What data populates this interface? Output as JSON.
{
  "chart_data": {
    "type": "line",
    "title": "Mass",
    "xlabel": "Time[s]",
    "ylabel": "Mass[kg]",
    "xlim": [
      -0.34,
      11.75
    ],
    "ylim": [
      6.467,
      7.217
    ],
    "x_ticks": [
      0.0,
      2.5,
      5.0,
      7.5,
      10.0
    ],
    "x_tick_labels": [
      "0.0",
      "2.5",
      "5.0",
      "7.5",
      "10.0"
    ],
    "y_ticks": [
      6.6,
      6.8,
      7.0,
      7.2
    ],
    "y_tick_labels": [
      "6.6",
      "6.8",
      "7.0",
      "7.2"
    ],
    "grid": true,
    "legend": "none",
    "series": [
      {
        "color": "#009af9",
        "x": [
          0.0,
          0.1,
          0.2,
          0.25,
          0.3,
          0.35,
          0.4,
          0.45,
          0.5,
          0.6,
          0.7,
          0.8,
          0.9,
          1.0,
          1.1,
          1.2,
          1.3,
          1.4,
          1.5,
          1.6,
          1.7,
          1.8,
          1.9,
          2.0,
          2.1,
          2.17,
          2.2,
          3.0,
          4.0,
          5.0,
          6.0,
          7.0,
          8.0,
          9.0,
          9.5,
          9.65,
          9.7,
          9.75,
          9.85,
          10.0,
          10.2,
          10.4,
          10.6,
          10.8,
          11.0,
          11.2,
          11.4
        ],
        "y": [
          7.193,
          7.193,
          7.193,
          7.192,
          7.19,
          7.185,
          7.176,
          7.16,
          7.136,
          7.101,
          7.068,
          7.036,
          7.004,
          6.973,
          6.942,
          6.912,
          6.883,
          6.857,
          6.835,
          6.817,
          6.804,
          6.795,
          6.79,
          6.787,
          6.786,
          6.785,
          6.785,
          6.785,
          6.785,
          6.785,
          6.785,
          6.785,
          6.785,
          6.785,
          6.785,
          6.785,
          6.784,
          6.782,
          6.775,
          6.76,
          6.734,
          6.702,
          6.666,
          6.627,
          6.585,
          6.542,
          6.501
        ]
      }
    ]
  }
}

--

From the records above, extract every entry verbatim.

What data populates this interface? Output as JSON.
{
  "chart_data": {
    "type": "line",
    "title": "Mass",
    "xlabel": "Time[s]",
    "ylabel": "Mass[kg]",
    "xlim": [
      -0.34,
      11.75
    ],
    "ylim": [
      6.467,
      7.217
    ],
    "x_ticks": [
      0.0,
      2.5,
      5.0,
      7.5,
      10.0
    ],
    "x_tick_labels": [
      "0.0",
      "2.5",
      "5.0",
      "7.5",
      "10.0"
    ],
    "y_ticks": [
      6.6,
      6.8,
      7.0,
      7.2
    ],
    "y_tick_labels": [
      "6.6",
      "6.8",
      "7.0",
      "7.2"
    ],
    "grid": true,
    "legend": "none",
    "series": [
      {
        "color": "#009af9",
        "x": [
          0.0,
          0.1,
          0.2,
          0.25,
          0.3,
          0.35,
          0.4,
          0.45,
          0.5,
          0.6,
          0.7,
          0.8,
          0.9,
          1.0,
          1.1,
          1.2,
          1.3,
          1.4,
          1.5,
          1.6,
          1.7,
          1.8,
          1.9,
          2.0,
          2.1,
          2.17,
          2.2,
          3.0,
          4.0,
          5.0,
          6.0,
          7.0,
          8.0,
          9.0,
          9.5,
          9.65,
          9.7,
          9.75,
          9.85,
          10.0,
          10.2,
          10.4,
          10.6,
          10.8,
          11.0,
          11.2,
          11.4
        ],
        "y": [
          7.193,
          7.193,
          7.193,
          7.192,
          7.19,
          7.185,
          7.176,
          7.16,
          7.136,
          7.101,
          7.068,
          7.036,
          7.004,
          6.973,
          6.942,
          6.912,
          6.883,
          6.857,
          6.835,
          6.817,
          6.804,
          6.795,
          6.79,
          6.787,
          6.786,
          6.785,
          6.785,
          6.785,
          6.785,
          6.785,
          6.785,
          6.785,
          6.785,
          6.785,
          6.785,
          6.785,
          6.784,
          6.782,
          6.775,
          6.76,
          6.734,
          6.702,
          6.666,
          6.627,
          6.585,
          6.542,
          6.501
        ]
      }
    ]
  }
}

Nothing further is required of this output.